:: Prompt ::
Show all lines from the data that include the word "name".

════════════════

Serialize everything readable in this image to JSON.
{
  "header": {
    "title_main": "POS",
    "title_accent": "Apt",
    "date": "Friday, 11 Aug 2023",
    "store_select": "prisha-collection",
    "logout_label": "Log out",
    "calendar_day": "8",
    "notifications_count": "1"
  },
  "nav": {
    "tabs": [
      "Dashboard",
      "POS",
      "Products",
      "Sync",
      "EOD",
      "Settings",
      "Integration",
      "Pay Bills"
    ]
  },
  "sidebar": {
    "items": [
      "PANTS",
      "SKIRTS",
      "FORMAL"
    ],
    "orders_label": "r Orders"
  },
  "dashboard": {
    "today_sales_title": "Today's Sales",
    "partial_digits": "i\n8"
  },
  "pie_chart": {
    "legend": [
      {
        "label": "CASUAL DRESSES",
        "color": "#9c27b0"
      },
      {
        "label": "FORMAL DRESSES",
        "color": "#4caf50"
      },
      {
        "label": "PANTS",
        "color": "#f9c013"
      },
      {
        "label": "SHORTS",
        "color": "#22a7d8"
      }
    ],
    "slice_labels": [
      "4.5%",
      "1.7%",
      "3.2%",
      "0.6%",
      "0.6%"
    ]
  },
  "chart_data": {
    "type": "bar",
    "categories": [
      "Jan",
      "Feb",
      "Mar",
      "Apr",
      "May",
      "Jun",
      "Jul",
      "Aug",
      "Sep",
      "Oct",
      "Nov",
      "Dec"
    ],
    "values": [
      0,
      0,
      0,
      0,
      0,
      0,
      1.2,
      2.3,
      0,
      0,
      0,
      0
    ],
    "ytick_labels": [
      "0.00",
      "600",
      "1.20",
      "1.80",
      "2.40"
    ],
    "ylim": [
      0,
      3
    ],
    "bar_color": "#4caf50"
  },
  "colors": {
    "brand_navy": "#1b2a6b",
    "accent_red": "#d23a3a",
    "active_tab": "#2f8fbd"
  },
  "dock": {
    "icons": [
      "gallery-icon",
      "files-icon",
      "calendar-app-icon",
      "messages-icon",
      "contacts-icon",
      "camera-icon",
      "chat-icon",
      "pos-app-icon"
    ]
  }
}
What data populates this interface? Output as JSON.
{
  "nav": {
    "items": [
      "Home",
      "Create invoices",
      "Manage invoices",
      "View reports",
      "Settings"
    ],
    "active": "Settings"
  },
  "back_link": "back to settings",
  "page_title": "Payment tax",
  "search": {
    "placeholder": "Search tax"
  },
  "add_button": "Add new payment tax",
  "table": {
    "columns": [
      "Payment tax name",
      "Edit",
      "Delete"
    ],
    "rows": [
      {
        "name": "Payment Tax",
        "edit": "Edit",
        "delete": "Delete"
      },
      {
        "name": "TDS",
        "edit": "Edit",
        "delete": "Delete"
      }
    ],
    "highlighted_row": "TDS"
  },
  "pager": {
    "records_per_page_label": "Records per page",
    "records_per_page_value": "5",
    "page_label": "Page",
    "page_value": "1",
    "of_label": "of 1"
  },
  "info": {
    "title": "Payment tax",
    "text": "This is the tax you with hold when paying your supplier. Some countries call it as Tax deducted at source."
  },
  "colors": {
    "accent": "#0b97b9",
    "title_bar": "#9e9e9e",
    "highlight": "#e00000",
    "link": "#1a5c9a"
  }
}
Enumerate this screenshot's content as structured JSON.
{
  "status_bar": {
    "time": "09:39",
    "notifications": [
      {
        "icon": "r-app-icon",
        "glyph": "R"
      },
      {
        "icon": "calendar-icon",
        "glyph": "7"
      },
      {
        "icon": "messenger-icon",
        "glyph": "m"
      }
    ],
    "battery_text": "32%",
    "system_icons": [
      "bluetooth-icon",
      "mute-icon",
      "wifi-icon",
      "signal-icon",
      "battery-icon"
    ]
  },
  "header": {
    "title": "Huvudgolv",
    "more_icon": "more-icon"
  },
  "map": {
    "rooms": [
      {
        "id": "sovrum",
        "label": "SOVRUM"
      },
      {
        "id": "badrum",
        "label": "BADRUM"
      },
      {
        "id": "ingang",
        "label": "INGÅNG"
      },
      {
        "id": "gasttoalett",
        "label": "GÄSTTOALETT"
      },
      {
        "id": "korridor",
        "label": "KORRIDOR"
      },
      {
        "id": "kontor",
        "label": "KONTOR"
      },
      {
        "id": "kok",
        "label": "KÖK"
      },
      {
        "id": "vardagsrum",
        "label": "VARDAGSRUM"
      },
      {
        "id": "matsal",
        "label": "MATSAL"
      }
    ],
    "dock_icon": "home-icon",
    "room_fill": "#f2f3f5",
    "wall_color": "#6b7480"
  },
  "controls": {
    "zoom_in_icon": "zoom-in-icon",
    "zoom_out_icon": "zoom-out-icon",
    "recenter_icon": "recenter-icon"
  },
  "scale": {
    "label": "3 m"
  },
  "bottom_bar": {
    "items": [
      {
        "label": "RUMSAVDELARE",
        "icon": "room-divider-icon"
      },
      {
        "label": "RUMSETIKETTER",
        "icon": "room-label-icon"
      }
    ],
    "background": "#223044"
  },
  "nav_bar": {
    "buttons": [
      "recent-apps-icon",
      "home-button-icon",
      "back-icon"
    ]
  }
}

════════════════

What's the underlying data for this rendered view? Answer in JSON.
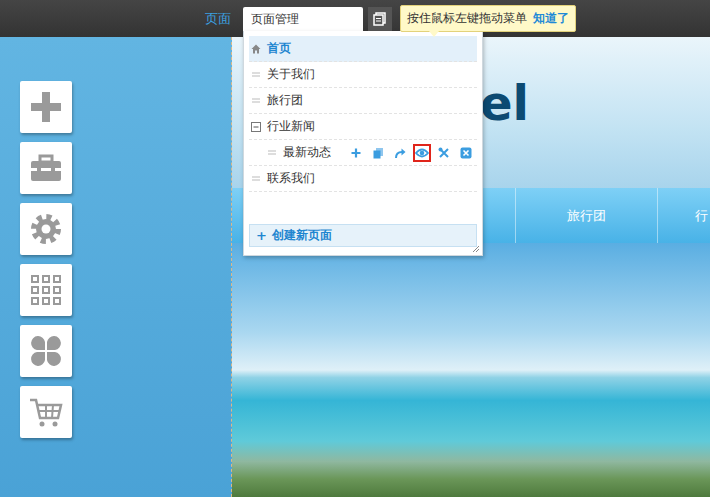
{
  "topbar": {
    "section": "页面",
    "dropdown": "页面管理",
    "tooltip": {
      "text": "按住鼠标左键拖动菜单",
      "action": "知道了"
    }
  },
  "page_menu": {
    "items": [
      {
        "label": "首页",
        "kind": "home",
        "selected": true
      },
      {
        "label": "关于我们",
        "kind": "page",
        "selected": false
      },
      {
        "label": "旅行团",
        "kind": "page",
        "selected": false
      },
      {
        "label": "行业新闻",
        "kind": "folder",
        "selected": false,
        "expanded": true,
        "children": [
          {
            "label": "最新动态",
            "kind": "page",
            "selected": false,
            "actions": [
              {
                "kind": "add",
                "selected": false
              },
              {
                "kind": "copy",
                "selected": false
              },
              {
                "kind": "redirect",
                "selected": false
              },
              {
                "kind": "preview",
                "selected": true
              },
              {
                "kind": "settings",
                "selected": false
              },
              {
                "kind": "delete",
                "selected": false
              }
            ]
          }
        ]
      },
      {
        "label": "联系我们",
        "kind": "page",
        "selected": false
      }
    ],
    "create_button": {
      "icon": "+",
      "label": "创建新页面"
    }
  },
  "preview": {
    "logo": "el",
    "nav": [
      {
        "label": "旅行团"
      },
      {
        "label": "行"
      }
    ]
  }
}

════════════════

:: The answer ::
      "Payment tax name",
        "name": "Payment Tax",
        "name": "TDS",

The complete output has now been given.